__Set exercise__: Check the listing below for lines with the word "current" and say how many there are, with nothing but the number.

__Data supplied__:
········

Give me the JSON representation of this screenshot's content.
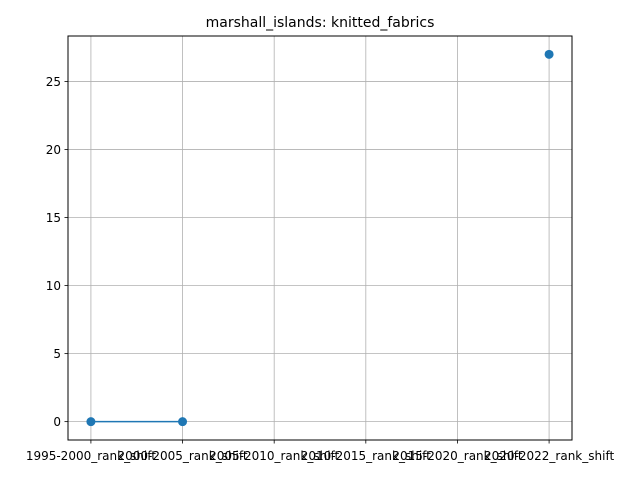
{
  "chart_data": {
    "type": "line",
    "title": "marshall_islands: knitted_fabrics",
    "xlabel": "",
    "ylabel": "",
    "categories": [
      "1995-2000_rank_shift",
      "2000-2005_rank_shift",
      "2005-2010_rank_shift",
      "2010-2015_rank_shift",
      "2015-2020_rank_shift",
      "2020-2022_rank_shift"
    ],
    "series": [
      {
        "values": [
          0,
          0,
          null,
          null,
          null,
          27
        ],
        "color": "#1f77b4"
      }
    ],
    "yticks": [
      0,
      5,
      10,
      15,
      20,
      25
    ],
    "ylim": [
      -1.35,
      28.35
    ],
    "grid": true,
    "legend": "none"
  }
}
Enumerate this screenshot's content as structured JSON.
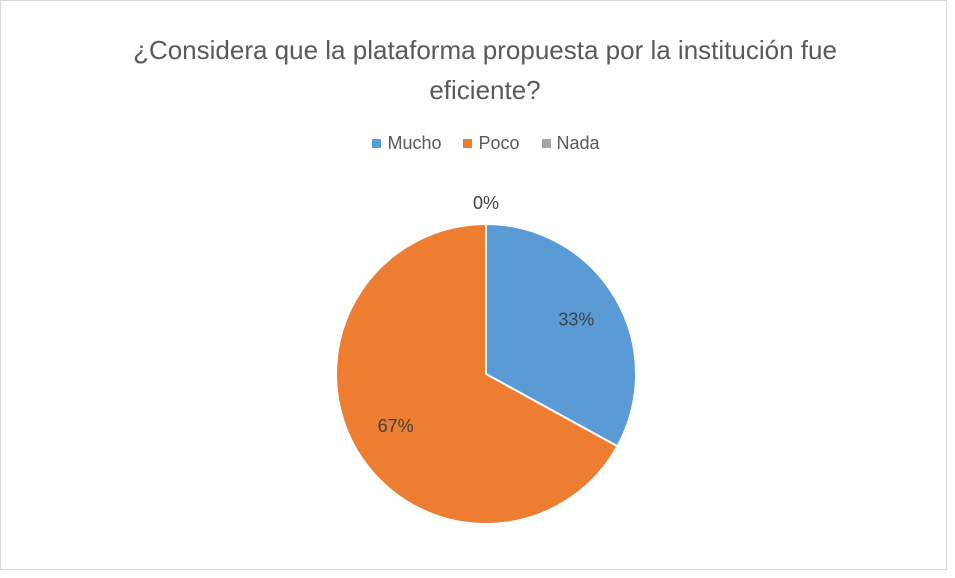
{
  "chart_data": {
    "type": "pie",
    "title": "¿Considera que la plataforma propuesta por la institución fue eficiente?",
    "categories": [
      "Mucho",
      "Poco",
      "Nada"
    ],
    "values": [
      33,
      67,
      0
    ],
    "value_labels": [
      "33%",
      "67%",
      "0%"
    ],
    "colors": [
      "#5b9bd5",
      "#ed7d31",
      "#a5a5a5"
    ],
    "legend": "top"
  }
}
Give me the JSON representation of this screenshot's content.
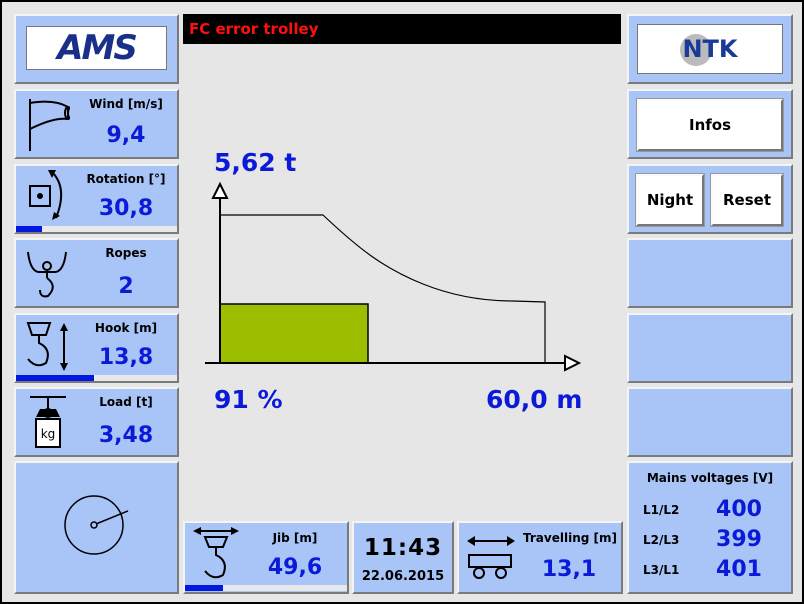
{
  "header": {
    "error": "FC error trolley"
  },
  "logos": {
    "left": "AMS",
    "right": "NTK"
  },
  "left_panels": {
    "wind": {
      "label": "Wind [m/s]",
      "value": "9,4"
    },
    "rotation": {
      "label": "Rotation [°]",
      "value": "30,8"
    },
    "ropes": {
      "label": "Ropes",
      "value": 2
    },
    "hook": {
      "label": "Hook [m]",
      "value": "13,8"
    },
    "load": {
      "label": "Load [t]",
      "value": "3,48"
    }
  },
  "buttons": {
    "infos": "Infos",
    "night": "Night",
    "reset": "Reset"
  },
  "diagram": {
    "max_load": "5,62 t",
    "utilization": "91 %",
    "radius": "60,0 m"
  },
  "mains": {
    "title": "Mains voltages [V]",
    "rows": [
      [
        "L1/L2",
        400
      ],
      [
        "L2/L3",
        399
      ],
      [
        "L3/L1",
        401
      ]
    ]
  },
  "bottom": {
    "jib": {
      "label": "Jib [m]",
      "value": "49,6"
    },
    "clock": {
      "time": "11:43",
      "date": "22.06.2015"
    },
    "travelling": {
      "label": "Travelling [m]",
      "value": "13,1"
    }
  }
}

········

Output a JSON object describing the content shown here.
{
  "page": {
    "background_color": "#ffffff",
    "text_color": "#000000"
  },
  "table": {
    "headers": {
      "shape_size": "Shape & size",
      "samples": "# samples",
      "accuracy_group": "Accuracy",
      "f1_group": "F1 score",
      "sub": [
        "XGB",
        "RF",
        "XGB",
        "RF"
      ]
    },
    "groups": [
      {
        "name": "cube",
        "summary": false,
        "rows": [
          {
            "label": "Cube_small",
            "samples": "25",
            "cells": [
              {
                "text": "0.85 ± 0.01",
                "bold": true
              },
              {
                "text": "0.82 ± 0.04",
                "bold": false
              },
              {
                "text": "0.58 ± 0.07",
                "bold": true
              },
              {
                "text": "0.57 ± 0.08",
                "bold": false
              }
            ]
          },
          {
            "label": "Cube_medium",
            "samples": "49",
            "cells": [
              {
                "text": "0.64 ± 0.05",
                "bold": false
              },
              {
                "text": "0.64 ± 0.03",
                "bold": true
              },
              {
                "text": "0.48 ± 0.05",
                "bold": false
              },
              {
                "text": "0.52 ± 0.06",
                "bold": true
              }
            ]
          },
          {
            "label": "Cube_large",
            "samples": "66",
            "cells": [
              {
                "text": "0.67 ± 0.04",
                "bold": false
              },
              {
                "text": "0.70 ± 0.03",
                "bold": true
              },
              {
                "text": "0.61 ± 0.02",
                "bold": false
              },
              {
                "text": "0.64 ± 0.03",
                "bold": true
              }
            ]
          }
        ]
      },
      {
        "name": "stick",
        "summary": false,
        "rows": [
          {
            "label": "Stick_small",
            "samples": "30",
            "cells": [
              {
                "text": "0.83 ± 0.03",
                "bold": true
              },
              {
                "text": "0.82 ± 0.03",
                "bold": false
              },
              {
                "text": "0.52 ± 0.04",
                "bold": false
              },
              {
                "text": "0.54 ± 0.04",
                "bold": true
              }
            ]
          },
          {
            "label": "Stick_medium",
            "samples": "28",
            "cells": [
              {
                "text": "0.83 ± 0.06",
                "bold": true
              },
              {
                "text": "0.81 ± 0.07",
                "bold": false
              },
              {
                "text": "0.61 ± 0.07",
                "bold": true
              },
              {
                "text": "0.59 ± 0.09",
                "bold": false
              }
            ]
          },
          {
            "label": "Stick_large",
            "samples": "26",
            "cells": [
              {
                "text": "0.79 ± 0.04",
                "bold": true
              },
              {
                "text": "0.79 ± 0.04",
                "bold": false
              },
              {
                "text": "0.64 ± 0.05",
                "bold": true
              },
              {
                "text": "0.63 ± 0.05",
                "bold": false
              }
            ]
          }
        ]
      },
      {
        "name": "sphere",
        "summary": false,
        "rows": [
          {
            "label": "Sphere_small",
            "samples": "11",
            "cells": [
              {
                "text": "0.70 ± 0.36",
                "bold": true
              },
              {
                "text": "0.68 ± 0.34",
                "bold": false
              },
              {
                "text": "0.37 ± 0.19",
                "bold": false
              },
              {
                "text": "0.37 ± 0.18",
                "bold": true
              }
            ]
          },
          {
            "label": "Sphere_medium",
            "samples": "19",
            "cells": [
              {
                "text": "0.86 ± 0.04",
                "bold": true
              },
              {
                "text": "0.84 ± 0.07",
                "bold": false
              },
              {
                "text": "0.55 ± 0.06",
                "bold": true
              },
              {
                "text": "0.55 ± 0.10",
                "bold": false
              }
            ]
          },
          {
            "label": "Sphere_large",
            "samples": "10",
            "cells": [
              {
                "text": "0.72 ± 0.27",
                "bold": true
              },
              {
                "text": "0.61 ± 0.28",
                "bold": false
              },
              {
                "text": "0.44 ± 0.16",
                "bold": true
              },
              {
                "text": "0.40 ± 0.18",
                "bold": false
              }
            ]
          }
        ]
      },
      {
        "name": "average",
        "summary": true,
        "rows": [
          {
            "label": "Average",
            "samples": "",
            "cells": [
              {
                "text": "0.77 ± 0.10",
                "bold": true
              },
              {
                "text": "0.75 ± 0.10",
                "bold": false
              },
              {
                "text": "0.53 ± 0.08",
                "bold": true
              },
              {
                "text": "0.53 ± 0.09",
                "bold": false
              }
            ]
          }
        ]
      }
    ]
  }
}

········

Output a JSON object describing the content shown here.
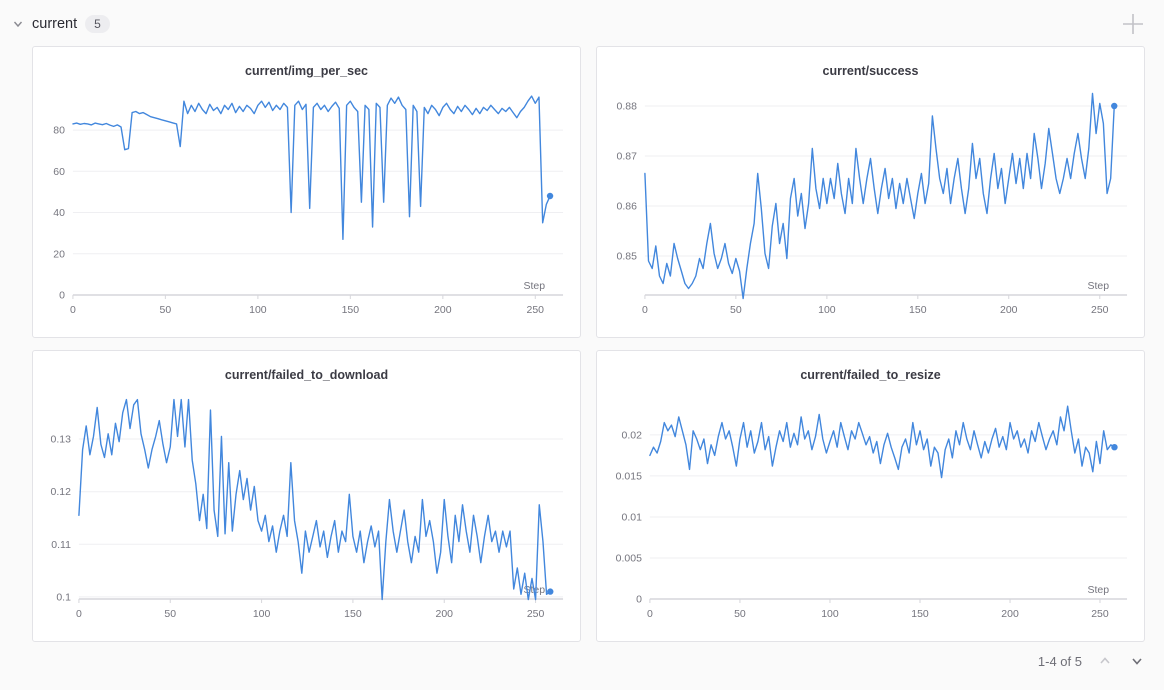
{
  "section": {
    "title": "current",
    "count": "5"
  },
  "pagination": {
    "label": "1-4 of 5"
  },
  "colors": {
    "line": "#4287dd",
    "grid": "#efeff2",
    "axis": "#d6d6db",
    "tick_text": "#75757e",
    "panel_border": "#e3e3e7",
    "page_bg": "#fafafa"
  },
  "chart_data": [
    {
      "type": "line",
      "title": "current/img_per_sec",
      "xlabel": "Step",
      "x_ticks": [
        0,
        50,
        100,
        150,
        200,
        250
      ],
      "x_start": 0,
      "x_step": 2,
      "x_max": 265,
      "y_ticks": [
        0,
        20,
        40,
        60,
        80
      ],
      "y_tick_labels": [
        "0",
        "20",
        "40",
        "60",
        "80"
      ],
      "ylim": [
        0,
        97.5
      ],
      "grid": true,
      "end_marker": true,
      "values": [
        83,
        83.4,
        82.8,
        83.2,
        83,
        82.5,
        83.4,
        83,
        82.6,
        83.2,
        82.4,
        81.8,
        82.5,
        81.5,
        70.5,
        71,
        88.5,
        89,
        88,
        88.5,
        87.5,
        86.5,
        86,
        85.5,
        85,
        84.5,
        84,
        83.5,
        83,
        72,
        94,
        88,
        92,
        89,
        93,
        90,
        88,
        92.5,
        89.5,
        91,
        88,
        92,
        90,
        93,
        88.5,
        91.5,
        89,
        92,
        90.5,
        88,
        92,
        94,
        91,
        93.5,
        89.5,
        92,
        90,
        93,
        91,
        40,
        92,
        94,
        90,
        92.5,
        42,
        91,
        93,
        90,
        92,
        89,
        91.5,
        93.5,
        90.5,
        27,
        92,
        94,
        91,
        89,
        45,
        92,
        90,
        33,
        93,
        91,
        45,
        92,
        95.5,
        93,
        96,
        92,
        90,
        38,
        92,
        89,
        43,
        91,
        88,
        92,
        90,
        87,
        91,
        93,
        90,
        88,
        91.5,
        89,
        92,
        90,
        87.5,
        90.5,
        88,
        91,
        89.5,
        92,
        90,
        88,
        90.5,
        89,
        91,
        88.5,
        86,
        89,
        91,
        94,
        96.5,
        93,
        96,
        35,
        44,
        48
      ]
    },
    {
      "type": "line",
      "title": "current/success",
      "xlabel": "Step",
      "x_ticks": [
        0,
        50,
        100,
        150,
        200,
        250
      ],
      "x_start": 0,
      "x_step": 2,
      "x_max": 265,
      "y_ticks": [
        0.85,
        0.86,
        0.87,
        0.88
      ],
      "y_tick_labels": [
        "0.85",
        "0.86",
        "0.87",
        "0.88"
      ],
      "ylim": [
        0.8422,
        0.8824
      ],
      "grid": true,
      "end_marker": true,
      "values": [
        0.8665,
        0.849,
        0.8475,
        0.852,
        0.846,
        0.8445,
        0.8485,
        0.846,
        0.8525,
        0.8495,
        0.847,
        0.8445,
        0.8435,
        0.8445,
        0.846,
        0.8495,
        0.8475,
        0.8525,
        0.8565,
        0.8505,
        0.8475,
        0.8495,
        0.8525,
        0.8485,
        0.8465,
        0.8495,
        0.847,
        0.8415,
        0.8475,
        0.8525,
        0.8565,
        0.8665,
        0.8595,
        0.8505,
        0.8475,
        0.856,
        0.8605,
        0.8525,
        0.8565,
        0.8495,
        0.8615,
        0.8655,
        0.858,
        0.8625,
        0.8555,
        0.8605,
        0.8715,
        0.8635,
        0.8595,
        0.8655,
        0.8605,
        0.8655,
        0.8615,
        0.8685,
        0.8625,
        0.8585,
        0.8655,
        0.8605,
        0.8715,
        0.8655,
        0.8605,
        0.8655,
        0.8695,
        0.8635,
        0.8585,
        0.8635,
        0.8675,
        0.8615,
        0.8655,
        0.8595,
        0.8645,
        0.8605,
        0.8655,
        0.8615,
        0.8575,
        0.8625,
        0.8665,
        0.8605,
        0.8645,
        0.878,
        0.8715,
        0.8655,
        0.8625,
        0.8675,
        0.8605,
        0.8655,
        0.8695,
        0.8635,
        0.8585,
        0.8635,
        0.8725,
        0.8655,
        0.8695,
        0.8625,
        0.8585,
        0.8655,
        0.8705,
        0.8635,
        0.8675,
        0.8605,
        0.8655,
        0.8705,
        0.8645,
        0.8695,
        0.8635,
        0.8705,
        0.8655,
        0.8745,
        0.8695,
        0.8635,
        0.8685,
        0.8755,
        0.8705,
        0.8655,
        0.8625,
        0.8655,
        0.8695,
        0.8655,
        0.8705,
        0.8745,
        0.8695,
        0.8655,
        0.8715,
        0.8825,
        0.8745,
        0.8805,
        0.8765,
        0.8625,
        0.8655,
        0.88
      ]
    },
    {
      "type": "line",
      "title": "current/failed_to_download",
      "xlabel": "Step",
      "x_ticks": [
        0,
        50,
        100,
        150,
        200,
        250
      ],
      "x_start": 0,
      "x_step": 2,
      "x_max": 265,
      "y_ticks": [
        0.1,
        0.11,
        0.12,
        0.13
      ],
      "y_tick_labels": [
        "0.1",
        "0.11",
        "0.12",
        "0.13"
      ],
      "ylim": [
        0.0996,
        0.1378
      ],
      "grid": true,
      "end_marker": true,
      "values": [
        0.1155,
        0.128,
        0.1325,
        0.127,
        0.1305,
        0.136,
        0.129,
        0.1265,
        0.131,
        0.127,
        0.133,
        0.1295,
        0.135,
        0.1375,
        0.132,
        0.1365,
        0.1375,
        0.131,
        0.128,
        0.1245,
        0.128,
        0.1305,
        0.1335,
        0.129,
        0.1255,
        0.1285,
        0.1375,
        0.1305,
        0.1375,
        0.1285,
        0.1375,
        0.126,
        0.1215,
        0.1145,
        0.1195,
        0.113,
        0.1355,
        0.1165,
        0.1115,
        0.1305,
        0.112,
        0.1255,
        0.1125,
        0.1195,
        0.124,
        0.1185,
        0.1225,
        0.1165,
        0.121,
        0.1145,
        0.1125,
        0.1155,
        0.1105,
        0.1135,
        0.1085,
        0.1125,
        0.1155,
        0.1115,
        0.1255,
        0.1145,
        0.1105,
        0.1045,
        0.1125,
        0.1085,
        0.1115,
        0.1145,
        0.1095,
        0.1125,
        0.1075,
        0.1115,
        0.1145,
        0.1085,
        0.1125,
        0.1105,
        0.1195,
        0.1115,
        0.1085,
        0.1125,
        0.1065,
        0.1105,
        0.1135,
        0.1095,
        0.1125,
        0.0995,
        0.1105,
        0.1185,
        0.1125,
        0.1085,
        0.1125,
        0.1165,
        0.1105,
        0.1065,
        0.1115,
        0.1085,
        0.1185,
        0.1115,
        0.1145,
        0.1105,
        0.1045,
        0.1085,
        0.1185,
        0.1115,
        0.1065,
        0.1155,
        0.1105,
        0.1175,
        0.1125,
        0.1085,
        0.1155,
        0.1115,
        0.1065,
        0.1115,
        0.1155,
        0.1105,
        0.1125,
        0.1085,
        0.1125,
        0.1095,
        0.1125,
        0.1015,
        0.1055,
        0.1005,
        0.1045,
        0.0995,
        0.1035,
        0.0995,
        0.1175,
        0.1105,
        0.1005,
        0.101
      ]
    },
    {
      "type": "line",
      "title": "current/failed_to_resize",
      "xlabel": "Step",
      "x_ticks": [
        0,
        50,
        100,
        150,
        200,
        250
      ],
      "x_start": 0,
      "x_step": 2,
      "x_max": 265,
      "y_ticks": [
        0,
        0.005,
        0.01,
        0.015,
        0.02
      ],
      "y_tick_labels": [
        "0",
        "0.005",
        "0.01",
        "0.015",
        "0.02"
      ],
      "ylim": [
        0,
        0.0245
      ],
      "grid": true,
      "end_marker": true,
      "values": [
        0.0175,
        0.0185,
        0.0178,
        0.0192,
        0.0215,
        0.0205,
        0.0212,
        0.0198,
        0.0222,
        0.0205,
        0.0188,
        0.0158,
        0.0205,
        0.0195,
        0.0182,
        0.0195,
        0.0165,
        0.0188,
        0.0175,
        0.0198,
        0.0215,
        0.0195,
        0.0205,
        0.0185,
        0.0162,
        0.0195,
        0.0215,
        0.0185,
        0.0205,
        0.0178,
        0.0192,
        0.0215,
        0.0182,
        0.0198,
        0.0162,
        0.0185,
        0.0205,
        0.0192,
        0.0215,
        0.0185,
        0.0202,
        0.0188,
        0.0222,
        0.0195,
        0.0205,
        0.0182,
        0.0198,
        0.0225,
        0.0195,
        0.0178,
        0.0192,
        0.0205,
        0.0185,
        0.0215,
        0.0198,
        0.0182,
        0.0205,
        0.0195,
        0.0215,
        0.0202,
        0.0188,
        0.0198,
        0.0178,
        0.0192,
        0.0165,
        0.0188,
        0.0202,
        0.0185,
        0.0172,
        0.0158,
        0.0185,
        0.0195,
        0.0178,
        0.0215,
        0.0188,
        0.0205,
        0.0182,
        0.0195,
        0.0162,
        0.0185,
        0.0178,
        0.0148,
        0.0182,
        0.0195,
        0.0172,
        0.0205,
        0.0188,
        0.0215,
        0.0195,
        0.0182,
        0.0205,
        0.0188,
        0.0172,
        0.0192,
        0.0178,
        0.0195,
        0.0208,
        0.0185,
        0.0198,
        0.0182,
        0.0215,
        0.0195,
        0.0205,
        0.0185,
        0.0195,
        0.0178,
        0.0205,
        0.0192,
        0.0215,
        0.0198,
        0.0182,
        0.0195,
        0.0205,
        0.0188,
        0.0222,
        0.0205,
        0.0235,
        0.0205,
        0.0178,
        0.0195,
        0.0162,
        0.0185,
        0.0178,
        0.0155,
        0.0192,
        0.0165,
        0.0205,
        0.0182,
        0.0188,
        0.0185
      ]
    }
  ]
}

········

__The completed task__: 5